##### DATA EXCERPTS

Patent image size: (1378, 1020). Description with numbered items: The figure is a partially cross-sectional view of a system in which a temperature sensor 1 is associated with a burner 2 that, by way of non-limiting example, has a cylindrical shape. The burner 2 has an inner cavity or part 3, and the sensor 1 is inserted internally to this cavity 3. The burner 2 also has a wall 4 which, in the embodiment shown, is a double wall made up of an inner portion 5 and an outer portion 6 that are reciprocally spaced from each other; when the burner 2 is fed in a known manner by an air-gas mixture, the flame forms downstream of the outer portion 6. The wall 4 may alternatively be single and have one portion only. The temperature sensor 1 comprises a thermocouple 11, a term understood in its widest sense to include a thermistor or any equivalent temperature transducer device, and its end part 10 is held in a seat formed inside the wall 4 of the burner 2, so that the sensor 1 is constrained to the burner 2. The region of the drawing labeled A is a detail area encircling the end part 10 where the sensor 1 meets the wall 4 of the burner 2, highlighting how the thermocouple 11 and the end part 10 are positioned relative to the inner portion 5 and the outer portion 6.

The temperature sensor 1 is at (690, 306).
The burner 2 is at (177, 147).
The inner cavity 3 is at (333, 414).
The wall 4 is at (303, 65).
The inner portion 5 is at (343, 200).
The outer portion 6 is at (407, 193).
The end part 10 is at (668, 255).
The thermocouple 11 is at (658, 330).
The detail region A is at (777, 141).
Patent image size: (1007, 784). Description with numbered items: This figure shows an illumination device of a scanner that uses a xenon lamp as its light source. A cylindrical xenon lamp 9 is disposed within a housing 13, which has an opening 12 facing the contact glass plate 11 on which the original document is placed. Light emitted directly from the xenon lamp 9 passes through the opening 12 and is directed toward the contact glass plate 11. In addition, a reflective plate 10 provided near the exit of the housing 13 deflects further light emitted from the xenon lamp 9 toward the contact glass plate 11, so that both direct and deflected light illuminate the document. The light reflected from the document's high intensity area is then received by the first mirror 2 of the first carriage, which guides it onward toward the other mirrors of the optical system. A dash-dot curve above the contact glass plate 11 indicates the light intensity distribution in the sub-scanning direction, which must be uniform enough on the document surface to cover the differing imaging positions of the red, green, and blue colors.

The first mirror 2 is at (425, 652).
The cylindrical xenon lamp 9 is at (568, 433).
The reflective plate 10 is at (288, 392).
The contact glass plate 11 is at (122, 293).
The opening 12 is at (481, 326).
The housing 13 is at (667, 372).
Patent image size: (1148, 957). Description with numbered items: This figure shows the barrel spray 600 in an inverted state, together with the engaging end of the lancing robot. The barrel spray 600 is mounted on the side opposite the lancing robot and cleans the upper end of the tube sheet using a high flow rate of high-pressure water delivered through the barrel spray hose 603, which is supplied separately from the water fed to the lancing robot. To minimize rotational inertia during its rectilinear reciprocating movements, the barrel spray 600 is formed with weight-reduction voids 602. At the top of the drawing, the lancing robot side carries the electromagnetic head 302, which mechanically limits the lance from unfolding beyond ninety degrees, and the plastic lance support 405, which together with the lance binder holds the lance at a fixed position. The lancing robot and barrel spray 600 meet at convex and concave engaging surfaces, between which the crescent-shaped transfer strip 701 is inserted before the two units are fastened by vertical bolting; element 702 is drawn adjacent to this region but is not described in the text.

##########

● **INSTRUCTIONS FOR THE TASK**
Lay out every line of the material above as a numbered list, leaving out any blank lines.

● **OUTPUT FOR THIS TASK**
1. Patent image size: (1378, 1020). Description with numbered items: The figure is a partially cross-sectional view of a system in which a temperature sensor 1 is associated with a burner 2 that, by way of non-limiting example, has a cylindrical shape. The burner 2 has an inner cavity or part 3, and the sensor 1 is inserted internally to this cavity 3. The burner 2 also has a wall 4 which, in the embodiment shown, is a double wall made up of an inner portion 5 and an outer portion 6 that are reciprocally spaced from each other; when the burner 2 is fed in a known manner by an air-gas mixture, the flame forms downstream of the outer portion 6. The wall 4 may alternatively be single and have one portion only. The temperature sensor 1 comprises a thermocouple 11, a term understood in its widest sense to include a thermistor or any equivalent temperature transducer device, and its end part 10 is held in a seat formed inside the wall 4 of the burner 2, so that the sensor 1 is constrained to the burner 2. The region of the drawing labeled A is a detail area encircling the end part 10 where the sensor 1 meets the wall 4 of the burner 2, highlighting how the thermocouple 11 and the end part 10 are positioned relative to the inner portion 5 and the outer portion 6.
2. The temperature sensor 1 is at (690, 306).
3. The burner 2 is at (177, 147).
4. The inner cavity 3 is at (333, 414).
5. The wall 4 is at (303, 65).
6. The inner portion 5 is at (343, 200).
7. The outer portion 6 is at (407, 193).
8. The end part 10 is at (668, 255).
9. The thermocouple 11 is at (658, 330).
10. The detail region A is at (777, 141).
11. Patent image size: (1007, 784). Description with numbered items: This figure shows an illumination device of a scanner that uses a xenon lamp as its light source. A cylindrical xenon lamp 9 is disposed within a housing 13, which has an opening 12 facing the contact glass plate 11 on which the original document is placed. Light emitted directly from the xenon lamp 9 passes through the opening 12 and is directed toward the contact glass plate 11. In addition, a reflective plate 10 provided near the exit of the housing 13 deflects further light emitted from the xenon lamp 9 toward the contact glass plate 11, so that both direct and deflected light illuminate the document. The light reflected from the document's high intensity area is then received by the first mirror 2 of the first carriage, which guides it onward toward the other mirrors of the optical system. A dash-dot curve above the contact glass plate 11 indicates the light intensity distribution in the sub-scanning direction, which must be uniform enough on the document surface to cover the differing imaging positions of the red, green, and blue colors.
12. The first mirror 2 is at (425, 652).
13. The cylindrical xenon lamp 9 is at (568, 433).
14. The reflective plate 10 is at (288, 392).
15. The contact glass plate 11 is at (122, 293).
16. The opening 12 is at (481, 326).
17. The housing 13 is at (667, 372).
18. Patent image size: (1148, 957). Description with numbered items: This figure shows the barrel spray 600 in an inverted state, together with the engaging end of the lancing robot. The barrel spray 600 is mounted on the side opposite the lancing robot and cleans the upper end of the tube sheet using a high flow rate of high-pressure water delivered through the barrel spray hose 603, which is supplied separately from the water fed to the lancing robot. To minimize rotational inertia during its rectilinear reciprocating movements, the barrel spray 600 is formed with weight-reduction voids 602. At the top of the drawing, the lancing robot side carries the electromagnetic head 302, which mechanically limits the lance from unfolding beyond ninety degrees, and the plastic lance support 405, which together with the lance binder holds the lance at a fixed position. The lancing robot and barrel spray 600 meet at convex and concave engaging surfaces, between which the crescent-shaped transfer strip 701 is inserted before the two units are fastened by vertical bolting; element 702 is drawn adjacent to this region but is not described in the text.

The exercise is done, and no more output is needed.